— START OF MATERIALS PROVIDED —

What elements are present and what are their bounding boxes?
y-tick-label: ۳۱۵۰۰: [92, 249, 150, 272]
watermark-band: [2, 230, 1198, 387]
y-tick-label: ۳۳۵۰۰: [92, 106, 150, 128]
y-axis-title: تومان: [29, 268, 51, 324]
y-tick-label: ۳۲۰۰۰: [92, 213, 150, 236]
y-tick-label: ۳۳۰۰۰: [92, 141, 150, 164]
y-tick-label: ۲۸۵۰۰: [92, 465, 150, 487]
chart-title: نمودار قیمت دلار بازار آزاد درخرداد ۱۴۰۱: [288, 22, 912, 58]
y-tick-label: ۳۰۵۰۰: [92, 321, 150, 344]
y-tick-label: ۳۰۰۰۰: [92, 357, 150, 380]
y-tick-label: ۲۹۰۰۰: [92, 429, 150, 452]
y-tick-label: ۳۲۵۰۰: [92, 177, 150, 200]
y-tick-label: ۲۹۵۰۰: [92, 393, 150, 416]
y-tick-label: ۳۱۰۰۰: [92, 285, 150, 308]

— END OF MATERIALS PROVIDED —

__DIRECTIONS__
Set down the entries above word for word.

__COMPLETED TASK__
What elements are present and what are their bounding boxes?
y-tick-label: ۳۱۵۰۰: [92, 249, 150, 272]
watermark-band: [2, 230, 1198, 387]
y-tick-label: ۳۳۵۰۰: [92, 106, 150, 128]
y-axis-title: تومان: [29, 268, 51, 324]
y-tick-label: ۳۲۰۰۰: [92, 213, 150, 236]
y-tick-label: ۳۳۰۰۰: [92, 141, 150, 164]
y-tick-label: ۲۸۵۰۰: [92, 465, 150, 487]
chart-title: نمودار قیمت دلار بازار آزاد درخرداد ۱۴۰۱: [288, 22, 912, 58]
y-tick-label: ۳۰۵۰۰: [92, 321, 150, 344]
y-tick-label: ۳۰۰۰۰: [92, 357, 150, 380]
y-tick-label: ۲۹۰۰۰: [92, 429, 150, 452]
y-tick-label: ۳۲۵۰۰: [92, 177, 150, 200]
y-tick-label: ۲۹۵۰۰: [92, 393, 150, 416]
y-tick-label: ۳۱۰۰۰: [92, 285, 150, 308]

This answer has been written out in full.